◆ **Data records**:
-- -- --

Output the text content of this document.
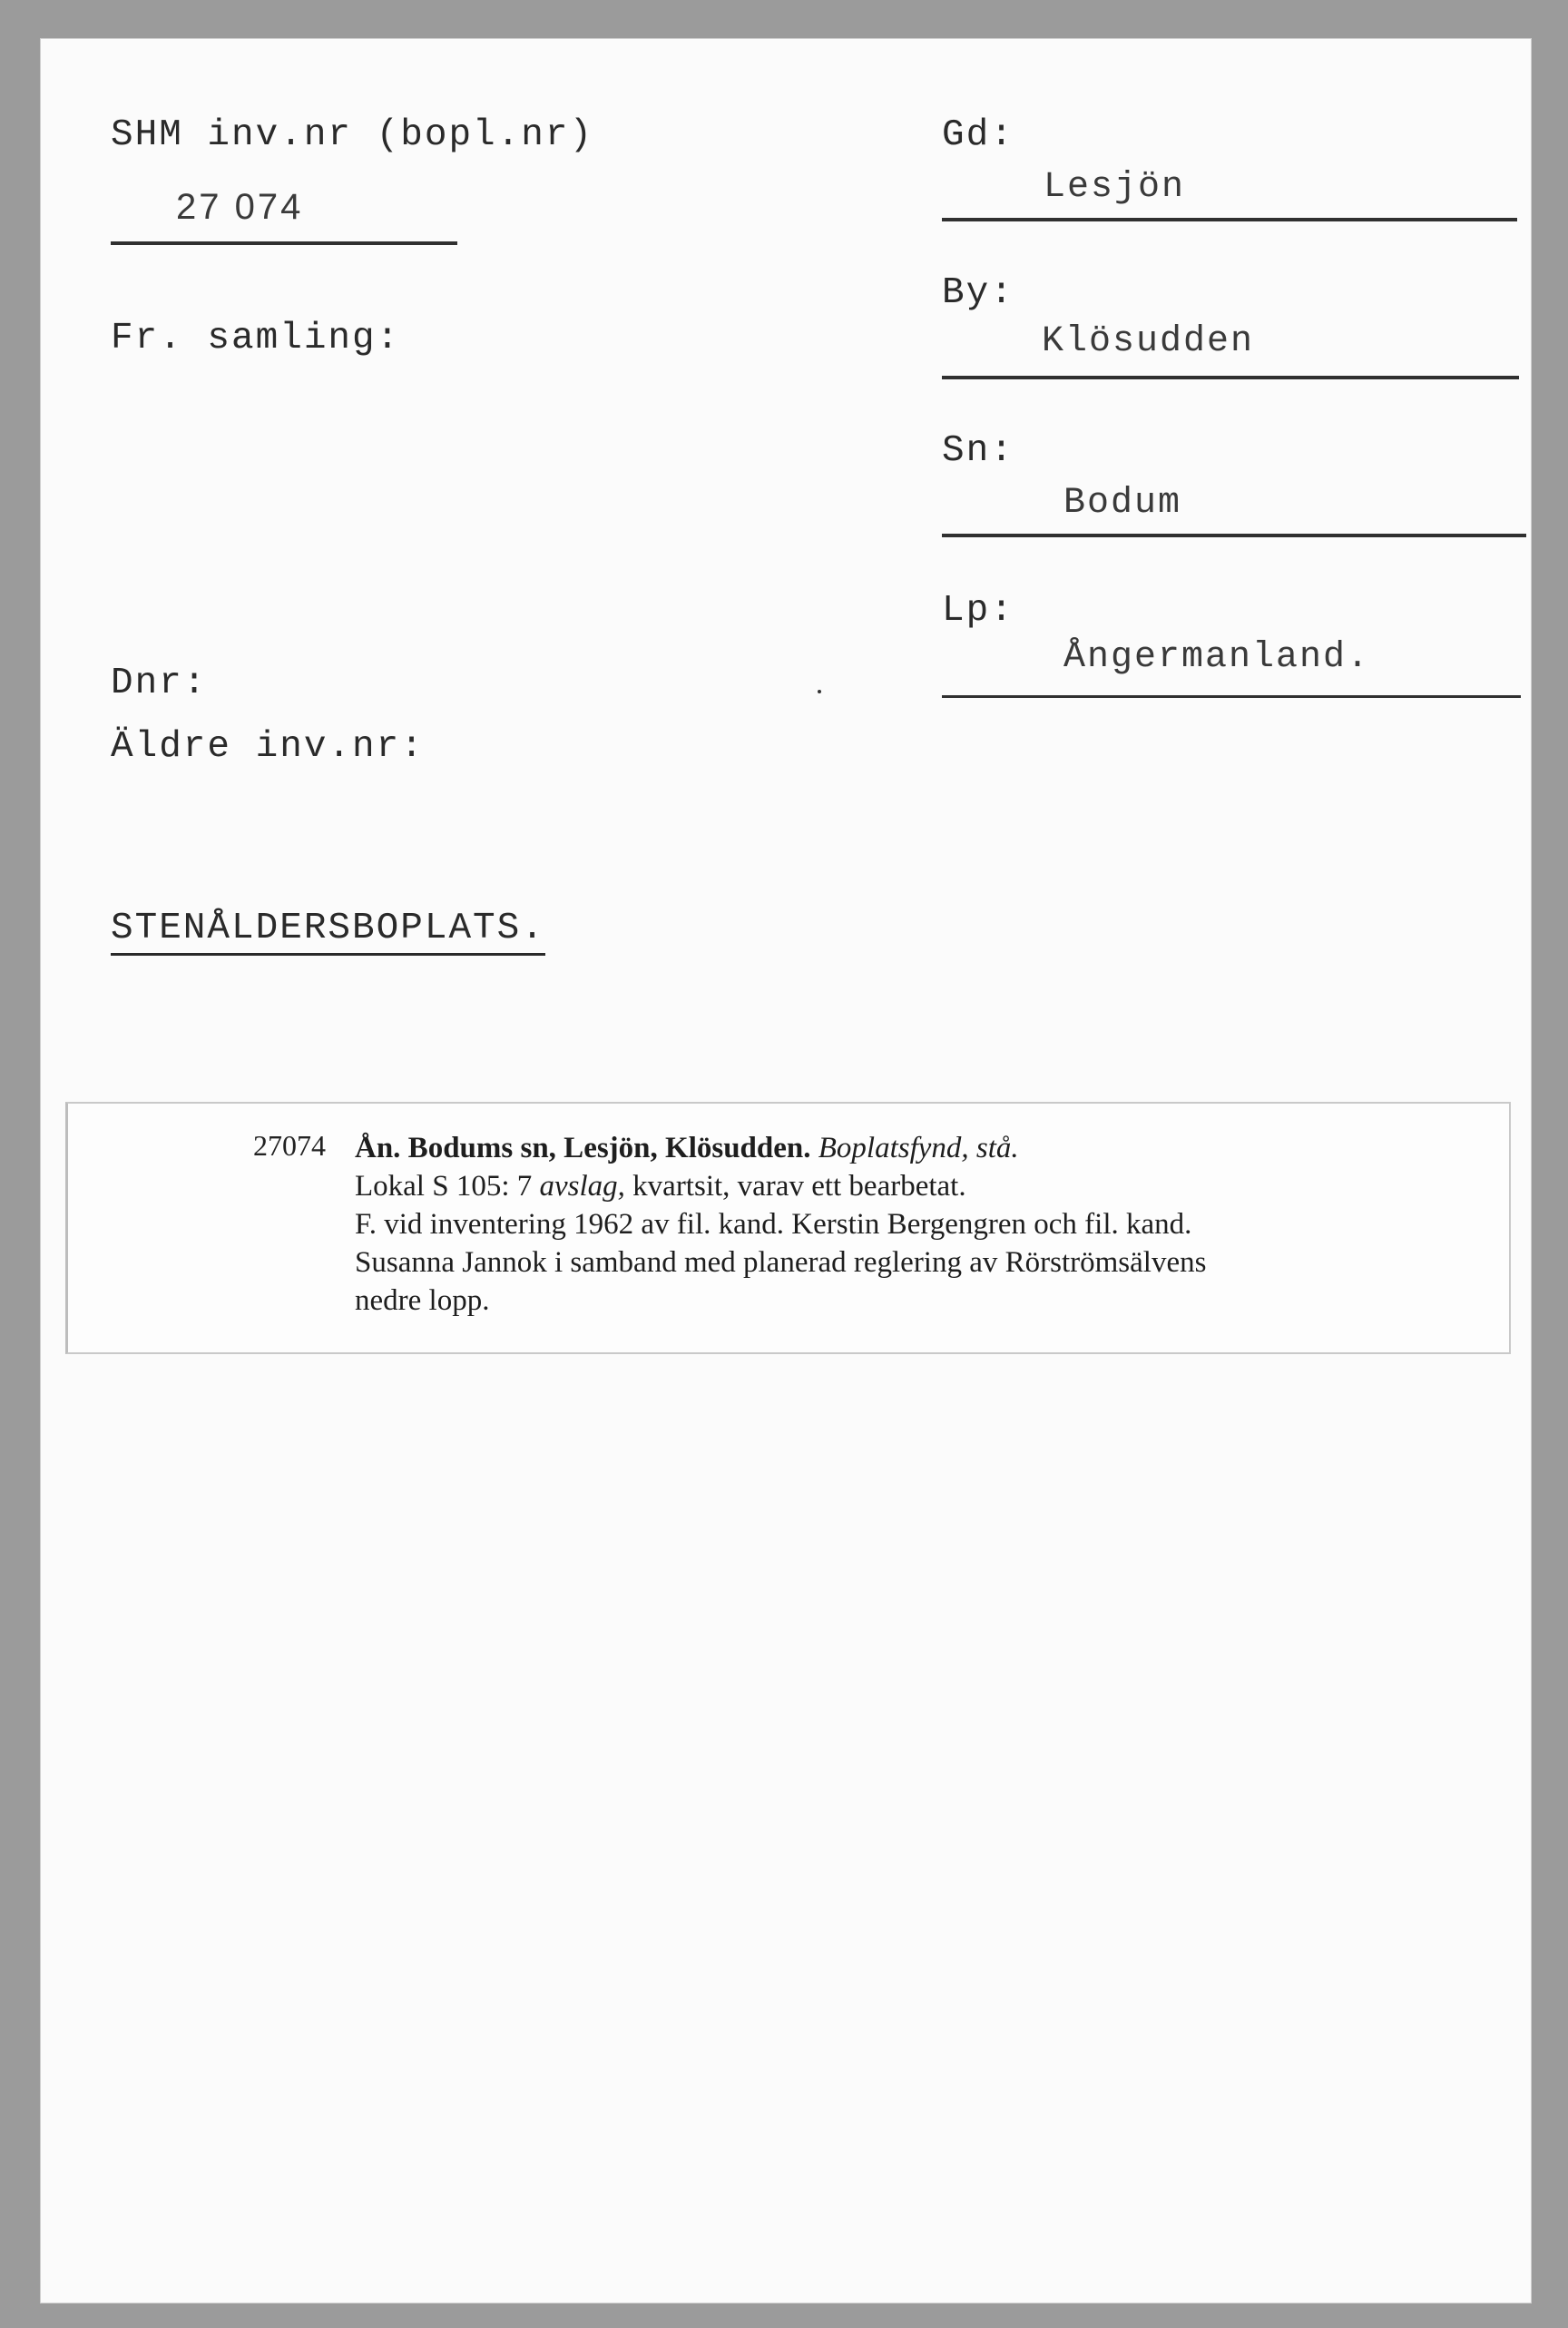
SHM inv.nr (bopl.nr)
27 074
Fr. samling:
Dnr:
Äldre inv.nr:
STENÅLDERSBOPLATS.
Gd:
Lesjön
By:
Klösudden
Sn:
Bodum
Lp:
Ångermanland.
27074 Ån. Bodums sn, Lesjön, Klösudden. Boplatsfynd, stå.
Lokal S 105: 7 avslag, kvartsit, varav ett bearbetat.
F. vid inventering 1962 av fil. kand. Kerstin Bergengren och fil. kand.
Susanna Jannok i samband med planerad reglering av Rörströmsälvens
nedre lopp.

-- -- --

◆ **Your instructions**:
Leave the pictures out and write out every entry exactly as given.

◆ **Solution**:
Output the text content of this document.
SHM inv.nr (bopl.nr)
27 074
Fr. samling:
Dnr:
Äldre inv.nr:
STENÅLDERSBOPLATS.
Gd:
Lesjön
By:
Klösudden
Sn:
Bodum
Lp:
Ångermanland.
27074 Ån. Bodums sn, Lesjön, Klösudden. Boplatsfynd, stå.
Lokal S 105: 7 avslag, kvartsit, varav ett bearbetat.
F. vid inventering 1962 av fil. kand. Kerstin Bergengren och fil. kand.
Susanna Jannok i samband med planerad reglering av Rörströmsälvens
nedre lopp.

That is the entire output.